◆ **Problem to work on**: Check every line of the material below for the string "entre", and return the ones that have it.

◆ **Supplied records**:
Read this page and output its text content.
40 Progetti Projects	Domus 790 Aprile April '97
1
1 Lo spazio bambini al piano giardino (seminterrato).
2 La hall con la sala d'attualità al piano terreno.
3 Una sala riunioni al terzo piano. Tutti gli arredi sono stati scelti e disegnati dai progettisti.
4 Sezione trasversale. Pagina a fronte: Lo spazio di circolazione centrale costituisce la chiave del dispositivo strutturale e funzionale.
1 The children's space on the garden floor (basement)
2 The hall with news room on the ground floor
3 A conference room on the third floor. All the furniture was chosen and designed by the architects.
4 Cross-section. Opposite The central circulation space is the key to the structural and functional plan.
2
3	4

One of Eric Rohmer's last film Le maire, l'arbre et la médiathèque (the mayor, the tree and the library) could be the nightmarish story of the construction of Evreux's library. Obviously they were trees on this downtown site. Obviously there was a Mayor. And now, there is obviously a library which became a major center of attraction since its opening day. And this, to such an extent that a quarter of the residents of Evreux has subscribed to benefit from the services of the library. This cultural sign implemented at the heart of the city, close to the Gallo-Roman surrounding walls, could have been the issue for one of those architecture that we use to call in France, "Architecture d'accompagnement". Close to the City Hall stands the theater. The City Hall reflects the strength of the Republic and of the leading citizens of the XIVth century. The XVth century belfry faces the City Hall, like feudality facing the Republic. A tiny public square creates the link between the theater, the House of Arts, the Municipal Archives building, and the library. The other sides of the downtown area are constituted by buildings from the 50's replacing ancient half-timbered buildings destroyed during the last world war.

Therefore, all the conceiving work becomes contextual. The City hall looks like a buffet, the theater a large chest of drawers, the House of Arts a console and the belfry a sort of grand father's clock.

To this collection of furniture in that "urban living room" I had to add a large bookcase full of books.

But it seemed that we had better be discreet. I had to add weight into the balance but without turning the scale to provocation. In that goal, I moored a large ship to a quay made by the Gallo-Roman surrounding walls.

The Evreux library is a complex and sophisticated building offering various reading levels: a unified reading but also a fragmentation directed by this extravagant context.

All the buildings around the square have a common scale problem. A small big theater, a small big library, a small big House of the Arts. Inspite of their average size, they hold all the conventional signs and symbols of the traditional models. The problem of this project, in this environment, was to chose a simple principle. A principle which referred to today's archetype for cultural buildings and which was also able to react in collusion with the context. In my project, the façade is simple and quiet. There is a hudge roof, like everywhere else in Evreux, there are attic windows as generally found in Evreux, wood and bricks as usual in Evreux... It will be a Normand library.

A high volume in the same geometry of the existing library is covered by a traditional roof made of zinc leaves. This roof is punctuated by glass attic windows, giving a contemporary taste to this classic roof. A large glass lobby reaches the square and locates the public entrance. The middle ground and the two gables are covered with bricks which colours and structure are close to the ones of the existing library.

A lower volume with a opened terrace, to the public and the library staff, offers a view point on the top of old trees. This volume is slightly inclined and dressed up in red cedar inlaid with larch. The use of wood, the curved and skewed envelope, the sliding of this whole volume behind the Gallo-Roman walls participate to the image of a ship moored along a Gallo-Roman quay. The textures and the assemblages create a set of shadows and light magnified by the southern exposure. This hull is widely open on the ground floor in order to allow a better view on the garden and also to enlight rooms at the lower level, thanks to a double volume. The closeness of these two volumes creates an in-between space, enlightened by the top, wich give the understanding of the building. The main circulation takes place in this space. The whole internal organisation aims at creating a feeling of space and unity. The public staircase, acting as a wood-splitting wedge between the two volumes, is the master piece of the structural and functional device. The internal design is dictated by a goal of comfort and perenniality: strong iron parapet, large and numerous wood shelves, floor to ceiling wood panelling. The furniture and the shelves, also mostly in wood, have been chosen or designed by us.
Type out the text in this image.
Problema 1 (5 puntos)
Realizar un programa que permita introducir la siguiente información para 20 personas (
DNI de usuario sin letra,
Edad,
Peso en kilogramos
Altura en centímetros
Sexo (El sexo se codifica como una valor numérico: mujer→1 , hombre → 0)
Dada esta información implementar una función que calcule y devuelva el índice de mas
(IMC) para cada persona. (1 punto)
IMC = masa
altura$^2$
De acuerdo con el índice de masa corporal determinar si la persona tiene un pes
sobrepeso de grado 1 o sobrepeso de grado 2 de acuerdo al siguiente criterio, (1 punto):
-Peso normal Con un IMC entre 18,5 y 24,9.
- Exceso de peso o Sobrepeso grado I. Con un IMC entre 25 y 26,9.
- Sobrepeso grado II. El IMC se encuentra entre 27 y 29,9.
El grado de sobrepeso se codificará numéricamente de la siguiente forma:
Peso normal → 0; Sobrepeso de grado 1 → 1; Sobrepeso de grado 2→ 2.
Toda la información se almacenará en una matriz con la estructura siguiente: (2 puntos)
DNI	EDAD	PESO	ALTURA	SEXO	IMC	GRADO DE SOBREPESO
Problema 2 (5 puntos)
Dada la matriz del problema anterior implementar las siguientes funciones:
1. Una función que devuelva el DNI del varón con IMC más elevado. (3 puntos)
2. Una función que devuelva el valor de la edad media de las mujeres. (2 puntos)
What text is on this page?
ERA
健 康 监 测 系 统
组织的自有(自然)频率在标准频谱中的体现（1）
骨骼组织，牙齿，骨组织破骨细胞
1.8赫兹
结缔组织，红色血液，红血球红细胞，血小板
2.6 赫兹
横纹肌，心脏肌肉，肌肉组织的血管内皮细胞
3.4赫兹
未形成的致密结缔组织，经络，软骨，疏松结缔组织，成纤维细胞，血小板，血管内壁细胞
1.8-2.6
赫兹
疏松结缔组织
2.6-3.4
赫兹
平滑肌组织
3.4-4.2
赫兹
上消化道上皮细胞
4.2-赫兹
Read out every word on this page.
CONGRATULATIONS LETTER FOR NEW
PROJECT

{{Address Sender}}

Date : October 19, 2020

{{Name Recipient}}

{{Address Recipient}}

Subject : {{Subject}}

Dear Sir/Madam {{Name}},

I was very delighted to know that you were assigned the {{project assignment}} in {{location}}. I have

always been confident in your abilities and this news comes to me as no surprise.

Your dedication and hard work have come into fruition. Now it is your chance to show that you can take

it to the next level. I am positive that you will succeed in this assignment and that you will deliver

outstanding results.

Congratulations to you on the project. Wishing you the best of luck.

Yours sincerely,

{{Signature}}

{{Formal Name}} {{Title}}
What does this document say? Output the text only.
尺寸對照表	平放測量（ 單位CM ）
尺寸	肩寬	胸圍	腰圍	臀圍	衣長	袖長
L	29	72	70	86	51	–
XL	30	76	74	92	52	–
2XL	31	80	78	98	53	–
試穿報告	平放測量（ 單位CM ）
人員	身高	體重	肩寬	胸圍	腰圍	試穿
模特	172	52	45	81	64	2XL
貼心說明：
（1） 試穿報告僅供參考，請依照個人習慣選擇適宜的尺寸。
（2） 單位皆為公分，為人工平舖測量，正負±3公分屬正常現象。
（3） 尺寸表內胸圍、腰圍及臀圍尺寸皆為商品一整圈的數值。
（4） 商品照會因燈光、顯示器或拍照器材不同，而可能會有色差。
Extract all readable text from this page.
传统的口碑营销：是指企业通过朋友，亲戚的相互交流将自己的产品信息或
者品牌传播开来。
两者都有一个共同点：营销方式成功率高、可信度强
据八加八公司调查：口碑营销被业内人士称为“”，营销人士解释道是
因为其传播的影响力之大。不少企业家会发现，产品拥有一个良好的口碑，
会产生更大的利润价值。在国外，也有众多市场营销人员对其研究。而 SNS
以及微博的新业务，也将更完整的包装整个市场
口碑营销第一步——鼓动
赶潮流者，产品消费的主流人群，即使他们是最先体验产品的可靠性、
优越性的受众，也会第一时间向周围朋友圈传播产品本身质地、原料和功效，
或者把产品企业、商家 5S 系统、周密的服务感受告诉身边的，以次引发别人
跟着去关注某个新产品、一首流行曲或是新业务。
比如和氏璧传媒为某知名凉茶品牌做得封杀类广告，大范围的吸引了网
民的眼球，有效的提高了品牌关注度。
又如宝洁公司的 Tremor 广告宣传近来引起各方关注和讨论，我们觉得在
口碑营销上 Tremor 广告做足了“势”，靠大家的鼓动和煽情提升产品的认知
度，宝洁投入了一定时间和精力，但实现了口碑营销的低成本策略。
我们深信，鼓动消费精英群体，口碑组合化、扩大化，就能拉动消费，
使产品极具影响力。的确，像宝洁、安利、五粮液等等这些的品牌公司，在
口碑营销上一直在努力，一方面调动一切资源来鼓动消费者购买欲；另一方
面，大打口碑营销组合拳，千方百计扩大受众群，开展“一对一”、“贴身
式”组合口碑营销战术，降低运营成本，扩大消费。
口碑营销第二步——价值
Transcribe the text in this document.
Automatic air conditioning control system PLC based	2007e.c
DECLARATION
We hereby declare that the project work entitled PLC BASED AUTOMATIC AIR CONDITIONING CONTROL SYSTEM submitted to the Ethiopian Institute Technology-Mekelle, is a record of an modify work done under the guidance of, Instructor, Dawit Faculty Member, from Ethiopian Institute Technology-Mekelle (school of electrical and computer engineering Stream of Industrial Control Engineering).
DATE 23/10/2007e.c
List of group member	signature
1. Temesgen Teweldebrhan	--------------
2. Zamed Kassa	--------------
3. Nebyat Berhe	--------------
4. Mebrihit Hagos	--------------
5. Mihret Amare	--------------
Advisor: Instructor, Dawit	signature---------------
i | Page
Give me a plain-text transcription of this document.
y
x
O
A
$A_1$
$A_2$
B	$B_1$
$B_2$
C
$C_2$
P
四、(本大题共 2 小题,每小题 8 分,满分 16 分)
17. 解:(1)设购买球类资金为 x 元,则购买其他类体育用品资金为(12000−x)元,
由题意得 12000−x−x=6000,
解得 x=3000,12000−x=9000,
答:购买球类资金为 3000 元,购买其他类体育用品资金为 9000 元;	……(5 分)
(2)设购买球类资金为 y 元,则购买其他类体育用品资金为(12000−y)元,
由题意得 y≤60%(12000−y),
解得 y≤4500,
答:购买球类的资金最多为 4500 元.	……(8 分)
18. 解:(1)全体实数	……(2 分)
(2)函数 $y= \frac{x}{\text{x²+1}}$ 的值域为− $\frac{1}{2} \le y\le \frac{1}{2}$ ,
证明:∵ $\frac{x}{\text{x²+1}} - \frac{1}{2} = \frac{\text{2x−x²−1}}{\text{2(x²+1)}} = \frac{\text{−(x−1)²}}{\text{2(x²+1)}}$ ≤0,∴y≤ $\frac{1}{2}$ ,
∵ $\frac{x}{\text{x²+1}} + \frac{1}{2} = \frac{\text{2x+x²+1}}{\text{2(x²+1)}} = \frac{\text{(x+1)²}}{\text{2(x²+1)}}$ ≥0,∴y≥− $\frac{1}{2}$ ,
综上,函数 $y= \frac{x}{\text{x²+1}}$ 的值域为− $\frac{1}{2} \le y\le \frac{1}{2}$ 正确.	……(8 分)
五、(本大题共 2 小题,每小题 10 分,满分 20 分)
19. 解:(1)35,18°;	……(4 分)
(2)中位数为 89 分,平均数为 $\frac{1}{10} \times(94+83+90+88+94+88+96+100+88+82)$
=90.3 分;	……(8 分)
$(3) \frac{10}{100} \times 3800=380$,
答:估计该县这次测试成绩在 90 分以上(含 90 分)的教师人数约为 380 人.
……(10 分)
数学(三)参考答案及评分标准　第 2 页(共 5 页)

◆ **Full answer**:
-Peso normal Con un IMC entre 18,5 y 24,9.
- Exceso de peso o Sobrepeso grado I. Con un IMC entre 25 y 26,9.
- Sobrepeso grado II. El IMC se encuentra entre 27 y 29,9.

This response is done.